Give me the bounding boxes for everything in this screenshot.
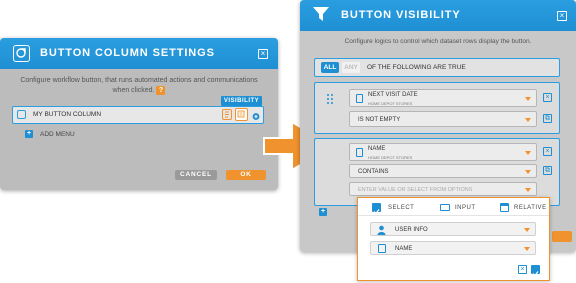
chevron-down-icon [525,118,531,122]
gear-icon[interactable] [251,109,261,120]
field-select[interactable]: NAME [370,241,536,255]
source-value: USER INFO [395,227,428,233]
remove-condition-icon[interactable]: × [543,93,552,102]
operator-select[interactable]: IS NOT EMPTY [349,111,537,127]
dialog-description: Configure logics to control which datase… [344,38,532,45]
tab-relative[interactable]: RELATIVE [514,205,547,211]
add-menu-icon[interactable]: + [25,130,33,138]
date-field-icon [356,94,363,103]
condition-field-select[interactable]: NEXT VISIT DATE HOME DEPOT STORES [349,89,537,107]
value-options-popup: SELECT INPUT RELATIVE USER INFO NAME × [357,197,550,281]
filter-icon [313,7,329,21]
visibility-settings-icon[interactable] [235,108,248,121]
dialog-header: BUTTON COLUMN SETTINGS × [0,38,278,69]
calendar-icon [500,203,509,212]
description-text: Configure workflow button, that runs aut… [20,77,258,94]
confirm-icon[interactable] [531,265,540,277]
app-logo-icon [13,45,30,62]
visibility-tag: VISIBILITY [221,96,262,106]
logic-all-toggle[interactable]: ALL [321,62,339,73]
logic-suffix: OF THE FOLLOWING ARE TRUE [367,64,466,71]
cancel-icon[interactable]: × [518,265,527,274]
text-field-icon [356,148,363,157]
button-column-label: MY BUTTON COLUMN [33,111,102,118]
chevron-down-icon [524,247,530,251]
operator-value: IS NOT EMPTY [358,117,401,123]
popup-tabs: SELECT INPUT RELATIVE [358,198,549,216]
logic-selector: ALL ANY OF THE FOLLOWING ARE TRUE [314,58,560,77]
field-label: NEXT VISIT DATE [368,92,418,98]
operator-value: CONTAINS [358,169,389,175]
user-field-icon [378,244,386,253]
chevron-down-icon [525,97,531,101]
tab-select[interactable]: SELECT [388,205,414,211]
select-checkbox-icon[interactable] [372,203,381,215]
chevron-down-icon [524,228,530,232]
field-label: NAME [368,146,386,152]
condition-block: NEXT VISIT DATE HOME DEPOT STORES × IS N… [314,82,560,134]
dialog-header: BUTTON VISIBILITY × [300,0,576,31]
dialog-title: BUTTON VISIBILITY [341,9,461,21]
button-column-row[interactable]: MY BUTTON COLUMN [12,106,264,124]
chevron-down-icon [525,188,531,192]
chevron-down-icon [525,151,531,155]
add-condition-icon[interactable]: + [319,208,327,216]
close-icon[interactable]: × [557,11,567,21]
dialog-title: BUTTON COLUMN SETTINGS [40,47,215,59]
field-value: NAME [395,246,413,252]
user-icon [377,225,386,235]
logic-any-toggle[interactable]: ANY [342,62,360,73]
help-icon[interactable]: ? [156,86,166,95]
condition-block: NAME HOME DEPOT STORES × CONTAINS ⧉ ENTE… [314,138,560,206]
duplicate-condition-icon[interactable]: ⧉ [543,166,552,175]
add-menu-label[interactable]: ADD MENU [40,131,75,138]
drag-handle-icon[interactable] [327,94,333,104]
condition-field-select[interactable]: NAME HOME DEPOT STORES [349,143,537,161]
field-source: HOME DEPOT STORES [368,101,413,106]
close-icon[interactable]: × [258,49,268,59]
input-field-icon [440,204,450,211]
value-input[interactable]: ENTER VALUE OR SELECT FROM OPTIONS [349,182,537,196]
edit-icon[interactable] [222,109,232,120]
dialog-description: Configure workflow button, that runs aut… [12,76,266,96]
field-source: HOME DEPOT STORES [368,155,413,160]
operator-select[interactable]: CONTAINS [349,164,537,178]
ok-button[interactable]: OK [226,170,266,180]
chevron-down-icon [525,170,531,174]
button-column-icon [17,110,26,119]
remove-condition-icon[interactable]: × [543,147,552,156]
duplicate-condition-icon[interactable]: ⧉ [543,114,552,123]
tab-input[interactable]: INPUT [455,205,476,211]
value-placeholder: ENTER VALUE OR SELECT FROM OPTIONS [358,187,473,193]
ok-button-partial[interactable] [552,231,572,242]
cancel-button[interactable]: CANCEL [175,170,217,180]
source-select[interactable]: USER INFO [370,222,536,236]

THE EXERCISE. Could you render the records above as a numbered list, with blank lines and the pictures left out?

RESULT FOR THIS TASK.
1. Give me the bounding boxes for everything in this screenshot.
2. chevron-down-icon [525,118,531,122]
3. gear-icon[interactable] [251,109,261,120]
4. field-select[interactable]: NAME [370,241,536,255]
5. source-value: USER INFO [395,227,428,233]
6. remove-condition-icon[interactable]: × [543,93,552,102]
7. operator-select[interactable]: IS NOT EMPTY [349,111,537,127]
8. dialog-description: Configure logics to control which datase… [344,38,532,45]
9. tab-relative[interactable]: RELATIVE [514,205,547,211]
10. add-menu-icon[interactable]: + [25,130,33,138]
11. date-field-icon [356,94,363,103]
12. condition-field-select[interactable]: NEXT VISIT DATE HOME DEPOT STORES [349,89,537,107]
13. value-options-popup: SELECT INPUT RELATIVE USER INFO NAME × [357,197,550,281]
14. filter-icon [313,7,329,21]
15. visibility-settings-icon[interactable] [235,108,248,121]
16. dialog-header: BUTTON COLUMN SETTINGS × [0,38,278,69]
17. calendar-icon [500,203,509,212]
18. description-text: Configure workflow button, that runs aut… [20,77,258,94]
19. confirm-icon[interactable] [531,265,540,277]
20. app-logo-icon [13,45,30,62]
21. visibility-tag: VISIBILITY [221,96,262,106]
22. logic-all-toggle[interactable]: ALL [321,62,339,73]
23. logic-suffix: OF THE FOLLOWING ARE TRUE [367,64,466,71]
24. cancel-icon[interactable]: × [518,265,527,274]
25. text-field-icon [356,148,363,157]
26. button-column-label: MY BUTTON COLUMN [33,111,102,118]
27. chevron-down-icon [524,247,530,251]
28. operator-value: IS NOT EMPTY [358,117,401,123]
29. popup-tabs: SELECT INPUT RELATIVE [358,198,549,216]
30. logic-selector: ALL ANY OF THE FOLLOWING ARE TRUE [314,58,560,77]
31. field-label: NEXT VISIT DATE [368,92,418,98]
32. operator-value: CONTAINS [358,169,389,175]
33. user-field-icon [378,244,386,253]
34. chevron-down-icon [525,97,531,101]
35. tab-select[interactable]: SELECT [388,205,414,211]
36. select-checkbox-icon[interactable] [372,203,381,215]
37. chevron-down-icon [524,228,530,232]
38. field-label: NAME [368,146,386,152]
39. condition-block: NEXT VISIT DATE HOME DEPOT STORES × IS N… [314,82,560,134]
40. dialog-header: BUTTON VISIBILITY × [300,0,576,31]
41. dialog-title: BUTTON VISIBILITY [341,9,461,21]
42. button-column-row[interactable]: MY BUTTON COLUMN [12,106,264,124]
43. chevron-down-icon [525,188,531,192]
44. chevron-down-icon [525,151,531,155]
45. add-condition-icon[interactable]: + [319,208,327,216]
46. close-icon[interactable]: × [557,11,567,21]
47. dialog-title: BUTTON COLUMN SETTINGS [40,47,215,59]
48. field-value: NAME [395,246,413,252]
49. user-icon [377,225,386,235]
50. logic-any-toggle[interactable]: ANY [342,62,360,73]
51. help-icon[interactable]: ? [156,86,166,95]
52. condition-block: NAME HOME DEPOT STORES × CONTAINS ⧉ ENTE… [314,138,560,206]
53. duplicate-condition-icon[interactable]: ⧉ [543,166,552,175]
54. add-menu-label[interactable]: ADD MENU [40,131,75,138]
55. drag-handle-icon[interactable] [327,94,333,104]
56. condition-field-select[interactable]: NAME HOME DEPOT STORES [349,143,537,161]
57. field-source: HOME DEPOT STORES [368,101,413,106]
58. close-icon[interactable]: × [258,49,268,59]
59. input-field-icon [440,204,450,211]
60. value-input[interactable]: ENTER VALUE OR SELECT FROM OPTIONS [349,182,537,196]
61. edit-icon[interactable] [222,109,232,120]
62. dialog-description: Configure workflow button, that runs aut… [12,76,266,96]
63. field-source: HOME DEPOT STORES [368,155,413,160]
64. operator-select[interactable]: CONTAINS [349,164,537,178]
65. ok-button[interactable]: OK [226,170,266,180]
66. chevron-down-icon [525,170,531,174]
67. button-column-icon [17,110,26,119]
68. remove-condition-icon[interactable]: × [543,147,552,156]
69. duplicate-condition-icon[interactable]: ⧉ [543,114,552,123]
70. tab-input[interactable]: INPUT [455,205,476,211]
71. value-placeholder: ENTER VALUE OR SELECT FROM OPTIONS [358,187,473,193]
72. ok-button-partial[interactable] [552,231,572,242]
73. cancel-button[interactable]: CANCEL [175,170,217,180]
74. source-select[interactable]: USER INFO [370,222,536,236]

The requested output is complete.